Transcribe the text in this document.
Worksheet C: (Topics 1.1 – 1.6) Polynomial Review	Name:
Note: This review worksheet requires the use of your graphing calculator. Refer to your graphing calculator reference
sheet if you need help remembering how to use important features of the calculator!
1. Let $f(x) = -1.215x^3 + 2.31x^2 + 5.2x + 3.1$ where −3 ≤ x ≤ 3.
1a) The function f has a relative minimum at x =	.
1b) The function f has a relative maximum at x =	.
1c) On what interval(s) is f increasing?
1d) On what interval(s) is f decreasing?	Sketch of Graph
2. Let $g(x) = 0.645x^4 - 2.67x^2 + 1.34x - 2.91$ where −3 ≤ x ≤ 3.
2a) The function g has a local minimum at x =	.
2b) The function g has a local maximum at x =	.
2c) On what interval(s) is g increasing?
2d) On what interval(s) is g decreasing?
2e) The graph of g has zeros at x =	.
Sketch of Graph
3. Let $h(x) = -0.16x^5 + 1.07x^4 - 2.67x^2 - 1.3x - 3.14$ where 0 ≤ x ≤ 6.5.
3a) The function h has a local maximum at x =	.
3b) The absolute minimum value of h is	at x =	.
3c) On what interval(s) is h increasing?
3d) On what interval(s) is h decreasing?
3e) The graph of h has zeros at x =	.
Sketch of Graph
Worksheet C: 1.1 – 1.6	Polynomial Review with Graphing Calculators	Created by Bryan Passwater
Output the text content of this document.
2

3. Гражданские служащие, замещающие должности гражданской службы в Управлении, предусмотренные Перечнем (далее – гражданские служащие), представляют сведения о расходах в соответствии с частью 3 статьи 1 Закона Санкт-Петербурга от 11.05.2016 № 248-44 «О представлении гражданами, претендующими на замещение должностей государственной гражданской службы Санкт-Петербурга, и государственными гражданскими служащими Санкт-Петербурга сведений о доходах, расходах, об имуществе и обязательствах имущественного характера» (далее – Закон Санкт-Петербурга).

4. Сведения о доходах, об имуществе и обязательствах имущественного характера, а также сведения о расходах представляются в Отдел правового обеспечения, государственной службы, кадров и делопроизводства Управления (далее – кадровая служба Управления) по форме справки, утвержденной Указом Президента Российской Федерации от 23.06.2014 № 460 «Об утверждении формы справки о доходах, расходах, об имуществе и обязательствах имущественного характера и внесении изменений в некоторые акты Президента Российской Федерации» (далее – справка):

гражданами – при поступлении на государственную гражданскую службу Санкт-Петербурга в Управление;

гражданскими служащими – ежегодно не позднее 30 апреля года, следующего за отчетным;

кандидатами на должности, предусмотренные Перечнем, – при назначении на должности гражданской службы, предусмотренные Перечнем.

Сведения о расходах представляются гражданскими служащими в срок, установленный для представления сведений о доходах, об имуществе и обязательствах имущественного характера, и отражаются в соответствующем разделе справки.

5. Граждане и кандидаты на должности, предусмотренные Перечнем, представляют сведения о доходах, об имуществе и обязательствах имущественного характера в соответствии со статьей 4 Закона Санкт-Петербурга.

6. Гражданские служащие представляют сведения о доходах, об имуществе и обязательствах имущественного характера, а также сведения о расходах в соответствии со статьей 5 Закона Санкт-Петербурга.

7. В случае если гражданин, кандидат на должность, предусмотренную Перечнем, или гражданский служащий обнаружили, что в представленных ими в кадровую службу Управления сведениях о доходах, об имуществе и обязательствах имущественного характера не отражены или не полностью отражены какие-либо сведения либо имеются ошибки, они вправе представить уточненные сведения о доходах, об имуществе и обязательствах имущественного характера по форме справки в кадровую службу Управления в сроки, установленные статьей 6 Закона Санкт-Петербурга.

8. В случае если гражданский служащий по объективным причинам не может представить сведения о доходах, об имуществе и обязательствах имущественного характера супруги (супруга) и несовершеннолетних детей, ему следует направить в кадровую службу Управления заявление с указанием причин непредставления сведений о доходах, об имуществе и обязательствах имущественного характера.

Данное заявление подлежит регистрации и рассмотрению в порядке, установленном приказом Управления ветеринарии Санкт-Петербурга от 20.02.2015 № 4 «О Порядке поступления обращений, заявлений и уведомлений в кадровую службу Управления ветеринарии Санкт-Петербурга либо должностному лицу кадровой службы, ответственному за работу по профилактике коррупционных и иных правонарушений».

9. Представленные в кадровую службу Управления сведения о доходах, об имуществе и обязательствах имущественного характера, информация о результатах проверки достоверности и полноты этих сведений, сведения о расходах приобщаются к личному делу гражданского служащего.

→ Challenge:
Make an exact copy of the material above.

→ Solution to this task:
Transcribe the text in this document.
Worksheet C: (Topics 1.1 – 1.6) Polynomial Review	Name:
Note: This review worksheet requires the use of your graphing calculator. Refer to your graphing calculator reference
sheet if you need help remembering how to use important features of the calculator!
1. Let $f(x) = -1.215x^3 + 2.31x^2 + 5.2x + 3.1$ where −3 ≤ x ≤ 3.
1a) The function f has a relative minimum at x =	.
1b) The function f has a relative maximum at x =	.
1c) On what interval(s) is f increasing?
1d) On what interval(s) is f decreasing?	Sketch of Graph
2. Let $g(x) = 0.645x^4 - 2.67x^2 + 1.34x - 2.91$ where −3 ≤ x ≤ 3.
2a) The function g has a local minimum at x =	.
2b) The function g has a local maximum at x =	.
2c) On what interval(s) is g increasing?
2d) On what interval(s) is g decreasing?
2e) The graph of g has zeros at x =	.
Sketch of Graph
3. Let $h(x) = -0.16x^5 + 1.07x^4 - 2.67x^2 - 1.3x - 3.14$ where 0 ≤ x ≤ 6.5.
3a) The function h has a local maximum at x =	.
3b) The absolute minimum value of h is	at x =	.
3c) On what interval(s) is h increasing?
3d) On what interval(s) is h decreasing?
3e) The graph of h has zeros at x =	.
Sketch of Graph
Worksheet C: 1.1 – 1.6	Polynomial Review with Graphing Calculators	Created by Bryan Passwater
Output the text content of this document.
2

3. Гражданские служащие, замещающие должности гражданской службы в Управлении, предусмотренные Перечнем (далее – гражданские служащие), представляют сведения о расходах в соответствии с частью 3 статьи 1 Закона Санкт-Петербурга от 11.05.2016 № 248-44 «О представлении гражданами, претендующими на замещение должностей государственной гражданской службы Санкт-Петербурга, и государственными гражданскими служащими Санкт-Петербурга сведений о доходах, расходах, об имуществе и обязательствах имущественного характера» (далее – Закон Санкт-Петербурга).

4. Сведения о доходах, об имуществе и обязательствах имущественного характера, а также сведения о расходах представляются в Отдел правового обеспечения, государственной службы, кадров и делопроизводства Управления (далее – кадровая служба Управления) по форме справки, утвержденной Указом Президента Российской Федерации от 23.06.2014 № 460 «Об утверждении формы справки о доходах, расходах, об имуществе и обязательствах имущественного характера и внесении изменений в некоторые акты Президента Российской Федерации» (далее – справка):

гражданами – при поступлении на государственную гражданскую службу Санкт-Петербурга в Управление;

гражданскими служащими – ежегодно не позднее 30 апреля года, следующего за отчетным;

кандидатами на должности, предусмотренные Перечнем, – при назначении на должности гражданской службы, предусмотренные Перечнем.

Сведения о расходах представляются гражданскими служащими в срок, установленный для представления сведений о доходах, об имуществе и обязательствах имущественного характера, и отражаются в соответствующем разделе справки.

5. Граждане и кандидаты на должности, предусмотренные Перечнем, представляют сведения о доходах, об имуществе и обязательствах имущественного характера в соответствии со статьей 4 Закона Санкт-Петербурга.

6. Гражданские служащие представляют сведения о доходах, об имуществе и обязательствах имущественного характера, а также сведения о расходах в соответствии со статьей 5 Закона Санкт-Петербурга.

7. В случае если гражданин, кандидат на должность, предусмотренную Перечнем, или гражданский служащий обнаружили, что в представленных ими в кадровую службу Управления сведениях о доходах, об имуществе и обязательствах имущественного характера не отражены или не полностью отражены какие-либо сведения либо имеются ошибки, они вправе представить уточненные сведения о доходах, об имуществе и обязательствах имущественного характера по форме справки в кадровую службу Управления в сроки, установленные статьей 6 Закона Санкт-Петербурга.

8. В случае если гражданский служащий по объективным причинам не может представить сведения о доходах, об имуществе и обязательствах имущественного характера супруги (супруга) и несовершеннолетних детей, ему следует направить в кадровую службу Управления заявление с указанием причин непредставления сведений о доходах, об имуществе и обязательствах имущественного характера.

Данное заявление подлежит регистрации и рассмотрению в порядке, установленном приказом Управления ветеринарии Санкт-Петербурга от 20.02.2015 № 4 «О Порядке поступления обращений, заявлений и уведомлений в кадровую службу Управления ветеринарии Санкт-Петербурга либо должностному лицу кадровой службы, ответственному за работу по профилактике коррупционных и иных правонарушений».

9. Представленные в кадровую службу Управления сведения о доходах, об имуществе и обязательствах имущественного характера, информация о результатах проверки достоверности и полноты этих сведений, сведения о расходах приобщаются к личному делу гражданского служащего.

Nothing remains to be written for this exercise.